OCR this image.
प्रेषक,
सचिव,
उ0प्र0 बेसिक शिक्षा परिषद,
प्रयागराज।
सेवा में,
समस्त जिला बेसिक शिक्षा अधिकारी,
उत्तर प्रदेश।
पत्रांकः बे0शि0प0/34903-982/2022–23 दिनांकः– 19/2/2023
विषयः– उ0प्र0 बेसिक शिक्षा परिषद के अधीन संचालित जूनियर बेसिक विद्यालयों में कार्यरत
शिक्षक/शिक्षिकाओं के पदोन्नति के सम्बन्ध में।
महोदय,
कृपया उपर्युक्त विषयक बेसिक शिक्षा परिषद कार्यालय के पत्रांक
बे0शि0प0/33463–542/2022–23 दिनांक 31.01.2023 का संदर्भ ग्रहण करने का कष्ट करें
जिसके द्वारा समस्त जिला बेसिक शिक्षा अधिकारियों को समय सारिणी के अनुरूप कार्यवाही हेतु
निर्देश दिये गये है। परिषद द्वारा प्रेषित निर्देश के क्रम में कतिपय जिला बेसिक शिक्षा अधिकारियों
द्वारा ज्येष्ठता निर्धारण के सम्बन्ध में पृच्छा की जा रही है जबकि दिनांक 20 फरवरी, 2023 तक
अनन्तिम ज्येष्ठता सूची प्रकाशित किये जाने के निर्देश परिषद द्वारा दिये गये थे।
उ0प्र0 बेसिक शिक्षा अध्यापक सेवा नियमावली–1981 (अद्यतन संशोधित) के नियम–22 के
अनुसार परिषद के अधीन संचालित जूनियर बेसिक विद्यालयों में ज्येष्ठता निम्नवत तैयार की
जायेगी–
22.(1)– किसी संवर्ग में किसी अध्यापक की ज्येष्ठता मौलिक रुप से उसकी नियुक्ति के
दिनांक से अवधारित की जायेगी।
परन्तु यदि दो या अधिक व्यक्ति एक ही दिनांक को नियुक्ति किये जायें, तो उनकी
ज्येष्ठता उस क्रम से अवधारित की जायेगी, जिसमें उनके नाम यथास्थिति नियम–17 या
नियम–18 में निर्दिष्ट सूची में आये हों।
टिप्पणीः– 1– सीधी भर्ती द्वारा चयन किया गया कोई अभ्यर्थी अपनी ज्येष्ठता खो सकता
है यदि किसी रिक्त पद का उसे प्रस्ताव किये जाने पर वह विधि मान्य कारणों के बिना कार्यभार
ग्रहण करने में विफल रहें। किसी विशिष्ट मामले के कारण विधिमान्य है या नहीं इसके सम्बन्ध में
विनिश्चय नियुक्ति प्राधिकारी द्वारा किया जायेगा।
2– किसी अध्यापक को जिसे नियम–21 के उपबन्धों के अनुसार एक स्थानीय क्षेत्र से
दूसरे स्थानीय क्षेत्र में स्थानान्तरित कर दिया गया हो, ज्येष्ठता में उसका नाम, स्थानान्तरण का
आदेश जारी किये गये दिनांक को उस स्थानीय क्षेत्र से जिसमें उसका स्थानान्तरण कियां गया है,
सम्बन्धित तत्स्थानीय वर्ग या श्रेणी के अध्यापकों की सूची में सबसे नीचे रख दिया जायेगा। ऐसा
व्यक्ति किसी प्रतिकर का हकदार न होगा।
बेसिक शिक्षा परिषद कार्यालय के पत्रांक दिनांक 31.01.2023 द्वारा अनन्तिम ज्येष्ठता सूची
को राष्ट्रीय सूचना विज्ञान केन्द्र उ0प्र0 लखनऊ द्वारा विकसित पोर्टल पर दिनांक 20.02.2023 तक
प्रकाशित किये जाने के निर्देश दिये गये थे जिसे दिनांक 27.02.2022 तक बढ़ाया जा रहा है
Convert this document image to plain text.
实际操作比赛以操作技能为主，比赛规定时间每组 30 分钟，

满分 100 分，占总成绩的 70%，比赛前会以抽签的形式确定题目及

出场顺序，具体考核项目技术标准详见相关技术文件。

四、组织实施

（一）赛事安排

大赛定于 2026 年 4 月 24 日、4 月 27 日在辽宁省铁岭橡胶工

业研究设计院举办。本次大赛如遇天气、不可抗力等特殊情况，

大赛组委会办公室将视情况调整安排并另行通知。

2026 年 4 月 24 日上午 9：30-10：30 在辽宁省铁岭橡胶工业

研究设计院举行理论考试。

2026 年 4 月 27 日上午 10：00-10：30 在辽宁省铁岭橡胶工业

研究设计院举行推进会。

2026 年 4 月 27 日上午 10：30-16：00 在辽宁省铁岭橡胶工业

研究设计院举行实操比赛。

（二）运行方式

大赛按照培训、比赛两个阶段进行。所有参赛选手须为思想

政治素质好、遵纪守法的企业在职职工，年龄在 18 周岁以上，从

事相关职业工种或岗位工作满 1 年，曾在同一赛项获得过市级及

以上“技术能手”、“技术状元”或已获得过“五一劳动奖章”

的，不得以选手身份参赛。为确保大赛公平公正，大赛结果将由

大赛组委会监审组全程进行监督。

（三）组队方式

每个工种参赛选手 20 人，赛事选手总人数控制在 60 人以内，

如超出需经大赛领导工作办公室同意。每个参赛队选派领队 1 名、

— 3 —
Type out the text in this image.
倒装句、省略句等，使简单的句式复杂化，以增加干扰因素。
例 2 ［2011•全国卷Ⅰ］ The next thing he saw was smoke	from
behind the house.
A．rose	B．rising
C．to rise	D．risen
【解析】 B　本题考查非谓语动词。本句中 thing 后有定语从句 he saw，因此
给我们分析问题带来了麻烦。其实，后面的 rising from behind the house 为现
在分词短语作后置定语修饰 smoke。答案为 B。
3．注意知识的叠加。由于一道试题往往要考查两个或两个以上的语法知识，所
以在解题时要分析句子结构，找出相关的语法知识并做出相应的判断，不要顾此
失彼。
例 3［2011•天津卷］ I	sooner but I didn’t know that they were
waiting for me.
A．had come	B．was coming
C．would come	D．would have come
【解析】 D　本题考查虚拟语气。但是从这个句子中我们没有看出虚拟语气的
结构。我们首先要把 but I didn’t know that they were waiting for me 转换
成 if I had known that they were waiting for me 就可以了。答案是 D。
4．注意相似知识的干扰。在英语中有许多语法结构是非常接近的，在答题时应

________________________

* _The task_:
Take the entries above and transcribe them in full.

* _Result_:
OCR this image.
प्रेषक,
सचिव,
उ0प्र0 बेसिक शिक्षा परिषद,
प्रयागराज।
सेवा में,
समस्त जिला बेसिक शिक्षा अधिकारी,
उत्तर प्रदेश।
पत्रांकः बे0शि0प0/34903-982/2022–23 दिनांकः– 19/2/2023
विषयः– उ0प्र0 बेसिक शिक्षा परिषद के अधीन संचालित जूनियर बेसिक विद्यालयों में कार्यरत
शिक्षक/शिक्षिकाओं के पदोन्नति के सम्बन्ध में।
महोदय,
कृपया उपर्युक्त विषयक बेसिक शिक्षा परिषद कार्यालय के पत्रांक
बे0शि0प0/33463–542/2022–23 दिनांक 31.01.2023 का संदर्भ ग्रहण करने का कष्ट करें
जिसके द्वारा समस्त जिला बेसिक शिक्षा अधिकारियों को समय सारिणी के अनुरूप कार्यवाही हेतु
निर्देश दिये गये है। परिषद द्वारा प्रेषित निर्देश के क्रम में कतिपय जिला बेसिक शिक्षा अधिकारियों
द्वारा ज्येष्ठता निर्धारण के सम्बन्ध में पृच्छा की जा रही है जबकि दिनांक 20 फरवरी, 2023 तक
अनन्तिम ज्येष्ठता सूची प्रकाशित किये जाने के निर्देश परिषद द्वारा दिये गये थे।
उ0प्र0 बेसिक शिक्षा अध्यापक सेवा नियमावली–1981 (अद्यतन संशोधित) के नियम–22 के
अनुसार परिषद के अधीन संचालित जूनियर बेसिक विद्यालयों में ज्येष्ठता निम्नवत तैयार की
जायेगी–
22.(1)– किसी संवर्ग में किसी अध्यापक की ज्येष्ठता मौलिक रुप से उसकी नियुक्ति के
दिनांक से अवधारित की जायेगी।
परन्तु यदि दो या अधिक व्यक्ति एक ही दिनांक को नियुक्ति किये जायें, तो उनकी
ज्येष्ठता उस क्रम से अवधारित की जायेगी, जिसमें उनके नाम यथास्थिति नियम–17 या
नियम–18 में निर्दिष्ट सूची में आये हों।
टिप्पणीः– 1– सीधी भर्ती द्वारा चयन किया गया कोई अभ्यर्थी अपनी ज्येष्ठता खो सकता
है यदि किसी रिक्त पद का उसे प्रस्ताव किये जाने पर वह विधि मान्य कारणों के बिना कार्यभार
ग्रहण करने में विफल रहें। किसी विशिष्ट मामले के कारण विधिमान्य है या नहीं इसके सम्बन्ध में
विनिश्चय नियुक्ति प्राधिकारी द्वारा किया जायेगा।
2– किसी अध्यापक को जिसे नियम–21 के उपबन्धों के अनुसार एक स्थानीय क्षेत्र से
दूसरे स्थानीय क्षेत्र में स्थानान्तरित कर दिया गया हो, ज्येष्ठता में उसका नाम, स्थानान्तरण का
आदेश जारी किये गये दिनांक को उस स्थानीय क्षेत्र से जिसमें उसका स्थानान्तरण कियां गया है,
सम्बन्धित तत्स्थानीय वर्ग या श्रेणी के अध्यापकों की सूची में सबसे नीचे रख दिया जायेगा। ऐसा
व्यक्ति किसी प्रतिकर का हकदार न होगा।
बेसिक शिक्षा परिषद कार्यालय के पत्रांक दिनांक 31.01.2023 द्वारा अनन्तिम ज्येष्ठता सूची
को राष्ट्रीय सूचना विज्ञान केन्द्र उ0प्र0 लखनऊ द्वारा विकसित पोर्टल पर दिनांक 20.02.2023 तक
प्रकाशित किये जाने के निर्देश दिये गये थे जिसे दिनांक 27.02.2022 तक बढ़ाया जा रहा है
Convert this document image to plain text.
实际操作比赛以操作技能为主，比赛规定时间每组 30 分钟，

满分 100 分，占总成绩的 70%，比赛前会以抽签的形式确定题目及

出场顺序，具体考核项目技术标准详见相关技术文件。

四、组织实施

（一）赛事安排

大赛定于 2026 年 4 月 24 日、4 月 27 日在辽宁省铁岭橡胶工

业研究设计院举办。本次大赛如遇天气、不可抗力等特殊情况，

大赛组委会办公室将视情况调整安排并另行通知。

2026 年 4 月 24 日上午 9：30-10：30 在辽宁省铁岭橡胶工业

研究设计院举行理论考试。

2026 年 4 月 27 日上午 10：00-10：30 在辽宁省铁岭橡胶工业

研究设计院举行推进会。

2026 年 4 月 27 日上午 10：30-16：00 在辽宁省铁岭橡胶工业

研究设计院举行实操比赛。

（二）运行方式

大赛按照培训、比赛两个阶段进行。所有参赛选手须为思想

政治素质好、遵纪守法的企业在职职工，年龄在 18 周岁以上，从

事相关职业工种或岗位工作满 1 年，曾在同一赛项获得过市级及

以上“技术能手”、“技术状元”或已获得过“五一劳动奖章”

的，不得以选手身份参赛。为确保大赛公平公正，大赛结果将由

大赛组委会监审组全程进行监督。

（三）组队方式

每个工种参赛选手 20 人，赛事选手总人数控制在 60 人以内，

如超出需经大赛领导工作办公室同意。每个参赛队选派领队 1 名、

— 3 —
Type out the text in this image.
倒装句、省略句等，使简单的句式复杂化，以增加干扰因素。
例 2 ［2011•全国卷Ⅰ］ The next thing he saw was smoke	from
behind the house.
A．rose	B．rising
C．to rise	D．risen
【解析】 B　本题考查非谓语动词。本句中 thing 后有定语从句 he saw，因此
给我们分析问题带来了麻烦。其实，后面的 rising from behind the house 为现
在分词短语作后置定语修饰 smoke。答案为 B。
3．注意知识的叠加。由于一道试题往往要考查两个或两个以上的语法知识，所
以在解题时要分析句子结构，找出相关的语法知识并做出相应的判断，不要顾此
失彼。
例 3［2011•天津卷］ I	sooner but I didn’t know that they were
waiting for me.
A．had come	B．was coming
C．would come	D．would have come
【解析】 D　本题考查虚拟语气。但是从这个句子中我们没有看出虚拟语气的
结构。我们首先要把 but I didn’t know that they were waiting for me 转换
成 if I had known that they were waiting for me 就可以了。答案是 D。
4．注意相似知识的干扰。在英语中有许多语法结构是非常接近的，在答题时应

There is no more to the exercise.